>>

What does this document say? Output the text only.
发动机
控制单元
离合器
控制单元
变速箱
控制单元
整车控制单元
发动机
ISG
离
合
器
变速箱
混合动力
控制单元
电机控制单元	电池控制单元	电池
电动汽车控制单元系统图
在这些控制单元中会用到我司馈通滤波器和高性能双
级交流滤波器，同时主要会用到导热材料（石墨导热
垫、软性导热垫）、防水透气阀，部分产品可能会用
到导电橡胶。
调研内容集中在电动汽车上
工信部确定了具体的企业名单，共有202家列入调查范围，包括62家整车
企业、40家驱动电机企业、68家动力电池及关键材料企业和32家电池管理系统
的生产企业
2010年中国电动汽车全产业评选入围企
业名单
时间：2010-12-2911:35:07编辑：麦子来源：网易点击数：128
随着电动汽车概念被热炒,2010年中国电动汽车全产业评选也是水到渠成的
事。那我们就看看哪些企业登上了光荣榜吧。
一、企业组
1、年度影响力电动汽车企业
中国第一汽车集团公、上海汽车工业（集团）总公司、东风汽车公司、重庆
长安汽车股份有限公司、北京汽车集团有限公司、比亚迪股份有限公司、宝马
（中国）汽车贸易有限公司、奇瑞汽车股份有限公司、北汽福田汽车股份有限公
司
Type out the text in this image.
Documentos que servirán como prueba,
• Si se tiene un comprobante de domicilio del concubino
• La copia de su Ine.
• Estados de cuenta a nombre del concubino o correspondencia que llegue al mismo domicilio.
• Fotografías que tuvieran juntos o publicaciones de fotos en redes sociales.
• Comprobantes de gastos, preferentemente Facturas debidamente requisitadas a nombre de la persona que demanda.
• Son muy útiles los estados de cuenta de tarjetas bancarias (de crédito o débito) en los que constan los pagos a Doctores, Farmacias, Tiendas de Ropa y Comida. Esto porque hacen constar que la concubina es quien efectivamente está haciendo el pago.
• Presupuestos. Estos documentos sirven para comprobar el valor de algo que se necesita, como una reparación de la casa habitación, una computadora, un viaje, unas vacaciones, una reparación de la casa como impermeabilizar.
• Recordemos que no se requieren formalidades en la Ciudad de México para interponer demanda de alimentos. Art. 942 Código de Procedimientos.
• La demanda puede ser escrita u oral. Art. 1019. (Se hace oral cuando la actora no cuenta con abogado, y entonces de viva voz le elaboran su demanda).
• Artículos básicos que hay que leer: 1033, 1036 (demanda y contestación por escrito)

<<

Please reproduce every line of the material word for word.

What does this document say? Output the text only.
发动机
控制单元
离合器
控制单元
变速箱
控制单元
整车控制单元
发动机
ISG
离
合
器
变速箱
混合动力
控制单元
电机控制单元	电池控制单元	电池
电动汽车控制单元系统图
在这些控制单元中会用到我司馈通滤波器和高性能双
级交流滤波器，同时主要会用到导热材料（石墨导热
垫、软性导热垫）、防水透气阀，部分产品可能会用
到导电橡胶。
调研内容集中在电动汽车上
工信部确定了具体的企业名单，共有202家列入调查范围，包括62家整车
企业、40家驱动电机企业、68家动力电池及关键材料企业和32家电池管理系统
的生产企业
2010年中国电动汽车全产业评选入围企
业名单
时间：2010-12-2911:35:07编辑：麦子来源：网易点击数：128
随着电动汽车概念被热炒,2010年中国电动汽车全产业评选也是水到渠成的
事。那我们就看看哪些企业登上了光荣榜吧。
一、企业组
1、年度影响力电动汽车企业
中国第一汽车集团公、上海汽车工业（集团）总公司、东风汽车公司、重庆
长安汽车股份有限公司、北京汽车集团有限公司、比亚迪股份有限公司、宝马
（中国）汽车贸易有限公司、奇瑞汽车股份有限公司、北汽福田汽车股份有限公
司
Type out the text in this image.
Documentos que servirán como prueba,
• Si se tiene un comprobante de domicilio del concubino
• La copia de su Ine.
• Estados de cuenta a nombre del concubino o correspondencia que llegue al mismo domicilio.
• Fotografías que tuvieran juntos o publicaciones de fotos en redes sociales.
• Comprobantes de gastos, preferentemente Facturas debidamente requisitadas a nombre de la persona que demanda.
• Son muy útiles los estados de cuenta de tarjetas bancarias (de crédito o débito) en los que constan los pagos a Doctores, Farmacias, Tiendas de Ropa y Comida. Esto porque hacen constar que la concubina es quien efectivamente está haciendo el pago.
• Presupuestos. Estos documentos sirven para comprobar el valor de algo que se necesita, como una reparación de la casa habitación, una computadora, un viaje, unas vacaciones, una reparación de la casa como impermeabilizar.
• Recordemos que no se requieren formalidades en la Ciudad de México para interponer demanda de alimentos. Art. 942 Código de Procedimientos.
• La demanda puede ser escrita u oral. Art. 1019. (Se hace oral cuando la actora no cuenta con abogado, y entonces de viva voz le elaboran su demanda).
• Artículos básicos que hay que leer: 1033, 1036 (demanda y contestación por escrito)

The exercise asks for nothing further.